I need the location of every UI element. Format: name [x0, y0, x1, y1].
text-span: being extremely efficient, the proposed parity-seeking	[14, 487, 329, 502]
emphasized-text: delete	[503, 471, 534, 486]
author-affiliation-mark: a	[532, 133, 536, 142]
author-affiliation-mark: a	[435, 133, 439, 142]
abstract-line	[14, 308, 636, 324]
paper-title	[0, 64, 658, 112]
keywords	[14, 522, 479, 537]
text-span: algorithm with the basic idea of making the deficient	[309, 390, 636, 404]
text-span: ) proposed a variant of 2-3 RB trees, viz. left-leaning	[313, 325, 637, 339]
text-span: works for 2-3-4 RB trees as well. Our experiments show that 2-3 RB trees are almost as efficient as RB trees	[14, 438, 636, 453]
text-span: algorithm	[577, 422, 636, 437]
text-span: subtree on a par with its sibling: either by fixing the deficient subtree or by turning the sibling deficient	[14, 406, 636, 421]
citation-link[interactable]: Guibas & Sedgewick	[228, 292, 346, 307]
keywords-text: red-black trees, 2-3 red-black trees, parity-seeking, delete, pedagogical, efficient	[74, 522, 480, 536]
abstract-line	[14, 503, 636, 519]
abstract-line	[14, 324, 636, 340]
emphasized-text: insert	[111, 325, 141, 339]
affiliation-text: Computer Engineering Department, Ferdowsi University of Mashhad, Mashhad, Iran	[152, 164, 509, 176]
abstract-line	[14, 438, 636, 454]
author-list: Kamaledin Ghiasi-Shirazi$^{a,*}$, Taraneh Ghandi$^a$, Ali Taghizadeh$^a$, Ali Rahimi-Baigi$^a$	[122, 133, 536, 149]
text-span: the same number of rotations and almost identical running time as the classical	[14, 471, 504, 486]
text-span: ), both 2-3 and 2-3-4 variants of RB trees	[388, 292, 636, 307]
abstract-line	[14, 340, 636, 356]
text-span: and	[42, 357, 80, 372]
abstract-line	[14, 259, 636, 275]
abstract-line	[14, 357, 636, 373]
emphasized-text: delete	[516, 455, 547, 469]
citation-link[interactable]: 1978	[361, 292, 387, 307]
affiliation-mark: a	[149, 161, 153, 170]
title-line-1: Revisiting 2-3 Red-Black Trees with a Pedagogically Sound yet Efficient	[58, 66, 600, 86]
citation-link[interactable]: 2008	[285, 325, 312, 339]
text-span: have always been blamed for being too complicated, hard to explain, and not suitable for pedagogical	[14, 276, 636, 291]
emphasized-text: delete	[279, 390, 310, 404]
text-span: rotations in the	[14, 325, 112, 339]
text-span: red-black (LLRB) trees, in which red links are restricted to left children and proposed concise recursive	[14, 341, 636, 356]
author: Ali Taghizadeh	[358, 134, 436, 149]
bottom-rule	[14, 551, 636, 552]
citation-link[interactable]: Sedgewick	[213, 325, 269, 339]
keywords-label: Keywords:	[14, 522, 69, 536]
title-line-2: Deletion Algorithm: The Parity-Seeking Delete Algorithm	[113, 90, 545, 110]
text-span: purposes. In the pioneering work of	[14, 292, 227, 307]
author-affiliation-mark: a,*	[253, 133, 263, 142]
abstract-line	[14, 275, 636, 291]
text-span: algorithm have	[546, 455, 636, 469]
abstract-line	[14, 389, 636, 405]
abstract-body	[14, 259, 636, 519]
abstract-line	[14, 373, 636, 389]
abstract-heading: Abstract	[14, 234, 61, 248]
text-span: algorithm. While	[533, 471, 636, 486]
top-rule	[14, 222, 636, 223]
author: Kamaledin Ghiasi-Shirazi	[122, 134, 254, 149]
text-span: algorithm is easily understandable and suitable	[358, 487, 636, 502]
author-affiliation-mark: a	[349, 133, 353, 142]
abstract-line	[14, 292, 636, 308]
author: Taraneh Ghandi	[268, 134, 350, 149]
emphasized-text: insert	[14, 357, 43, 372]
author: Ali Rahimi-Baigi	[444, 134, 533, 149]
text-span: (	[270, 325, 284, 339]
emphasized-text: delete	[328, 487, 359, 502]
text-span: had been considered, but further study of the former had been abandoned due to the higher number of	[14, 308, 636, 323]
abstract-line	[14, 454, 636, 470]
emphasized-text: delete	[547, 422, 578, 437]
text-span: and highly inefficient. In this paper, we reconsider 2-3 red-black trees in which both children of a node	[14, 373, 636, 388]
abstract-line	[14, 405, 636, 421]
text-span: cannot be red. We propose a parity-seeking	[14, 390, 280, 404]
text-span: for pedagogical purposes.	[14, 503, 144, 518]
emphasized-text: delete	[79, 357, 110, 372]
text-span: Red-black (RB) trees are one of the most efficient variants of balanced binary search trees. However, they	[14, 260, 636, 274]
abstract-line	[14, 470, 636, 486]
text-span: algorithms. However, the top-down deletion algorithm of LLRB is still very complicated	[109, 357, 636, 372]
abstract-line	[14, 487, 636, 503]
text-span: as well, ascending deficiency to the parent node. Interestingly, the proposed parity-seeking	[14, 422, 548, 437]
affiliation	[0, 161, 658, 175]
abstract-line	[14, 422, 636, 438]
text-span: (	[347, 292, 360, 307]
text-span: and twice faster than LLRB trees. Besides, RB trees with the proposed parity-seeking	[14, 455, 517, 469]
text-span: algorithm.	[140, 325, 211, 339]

TASK OBJECTIVE :: Copy out the records above line for line.

RESPONSE TO THIS TASK ::
I need the location of every UI element. Format: name [x0, y0, x1, y1].
text-span: being extremely efficient, the proposed parity-seeking	[14, 487, 329, 502]
emphasized-text: delete	[503, 471, 534, 486]
author-affiliation-mark: a	[532, 133, 536, 142]
author-affiliation-mark: a	[435, 133, 439, 142]
abstract-line	[14, 308, 636, 324]
paper-title	[0, 64, 658, 112]
keywords	[14, 522, 479, 537]
text-span: algorithm with the basic idea of making the deficient	[309, 390, 636, 404]
text-span: ) proposed a variant of 2-3 RB trees, viz. left-leaning	[313, 325, 637, 339]
text-span: works for 2-3-4 RB trees as well. Our experiments show that 2-3 RB trees are almost as efficient as RB trees	[14, 438, 636, 453]
text-span: algorithm	[577, 422, 636, 437]
text-span: subtree on a par with its sibling: either by fixing the deficient subtree or by turning the sibling deficient	[14, 406, 636, 421]
citation-link[interactable]: Guibas & Sedgewick	[228, 292, 346, 307]
keywords-text: red-black trees, 2-3 red-black trees, parity-seeking, delete, pedagogical, efficient	[74, 522, 480, 536]
abstract-line	[14, 503, 636, 519]
abstract-line	[14, 324, 636, 340]
emphasized-text: insert	[111, 325, 141, 339]
affiliation-text: Computer Engineering Department, Ferdowsi University of Mashhad, Mashhad, Iran	[152, 164, 509, 176]
abstract-line	[14, 438, 636, 454]
author-list: Kamaledin Ghiasi-Shirazi$^{a,*}$, Taraneh Ghandi$^a$, Ali Taghizadeh$^a$, Ali Rahimi-Baigi$^a$	[122, 133, 536, 149]
text-span: the same number of rotations and almost identical running time as the classical	[14, 471, 504, 486]
text-span: ), both 2-3 and 2-3-4 variants of RB trees	[388, 292, 636, 307]
abstract-line	[14, 340, 636, 356]
text-span: and	[42, 357, 80, 372]
abstract-line	[14, 259, 636, 275]
abstract-line	[14, 357, 636, 373]
emphasized-text: delete	[516, 455, 547, 469]
citation-link[interactable]: 1978	[361, 292, 387, 307]
affiliation-mark: a	[149, 161, 153, 170]
title-line-1: Revisiting 2-3 Red-Black Trees with a Pedagogically Sound yet Efficient	[58, 66, 600, 86]
citation-link[interactable]: 2008	[285, 325, 312, 339]
text-span: have always been blamed for being too complicated, hard to explain, and not suitable for pedagogical	[14, 276, 636, 291]
emphasized-text: delete	[279, 390, 310, 404]
text-span: rotations in the	[14, 325, 112, 339]
text-span: red-black (LLRB) trees, in which red links are restricted to left children and proposed concise recursive	[14, 341, 636, 356]
author: Ali Taghizadeh	[358, 134, 436, 149]
bottom-rule	[14, 551, 636, 552]
citation-link[interactable]: Sedgewick	[213, 325, 269, 339]
keywords-label: Keywords:	[14, 522, 69, 536]
title-line-2: Deletion Algorithm: The Parity-Seeking Delete Algorithm	[113, 90, 545, 110]
text-span: purposes. In the pioneering work of	[14, 292, 227, 307]
author-affiliation-mark: a,*	[253, 133, 263, 142]
abstract-line	[14, 275, 636, 291]
text-span: algorithm have	[546, 455, 636, 469]
abstract-line	[14, 389, 636, 405]
abstract-body	[14, 259, 636, 519]
abstract-line	[14, 373, 636, 389]
abstract-heading: Abstract	[14, 234, 61, 248]
text-span: algorithm. While	[533, 471, 636, 486]
top-rule	[14, 222, 636, 223]
author: Kamaledin Ghiasi-Shirazi	[122, 134, 254, 149]
text-span: algorithm is easily understandable and suitable	[358, 487, 636, 502]
author-affiliation-mark: a	[349, 133, 353, 142]
abstract-line	[14, 292, 636, 308]
author: Taraneh Ghandi	[268, 134, 350, 149]
emphasized-text: insert	[14, 357, 43, 372]
author: Ali Rahimi-Baigi	[444, 134, 533, 149]
text-span: (	[270, 325, 284, 339]
emphasized-text: delete	[328, 487, 359, 502]
text-span: had been considered, but further study of the former had been abandoned due to the higher number of	[14, 308, 636, 323]
abstract-line	[14, 454, 636, 470]
emphasized-text: delete	[547, 422, 578, 437]
text-span: and highly inefficient. In this paper, we reconsider 2-3 red-black trees in which both children of a node	[14, 373, 636, 388]
abstract-line	[14, 405, 636, 421]
text-span: cannot be red. We propose a parity-seeking	[14, 390, 280, 404]
text-span: for pedagogical purposes.	[14, 503, 144, 518]
emphasized-text: delete	[79, 357, 110, 372]
text-span: Red-black (RB) trees are one of the most efficient variants of balanced binary search trees. However, they	[14, 260, 636, 274]
abstract-line	[14, 470, 636, 486]
text-span: algorithms. However, the top-down deletion algorithm of LLRB is still very complicated	[109, 357, 636, 372]
abstract-line	[14, 487, 636, 503]
text-span: as well, ascending deficiency to the parent node. Interestingly, the proposed parity-seeking	[14, 422, 548, 437]
affiliation	[0, 161, 658, 175]
abstract-line	[14, 422, 636, 438]
text-span: (	[347, 292, 360, 307]
text-span: and twice faster than LLRB trees. Besides, RB trees with the proposed parity-seeking	[14, 455, 517, 469]
text-span: algorithm.	[140, 325, 211, 339]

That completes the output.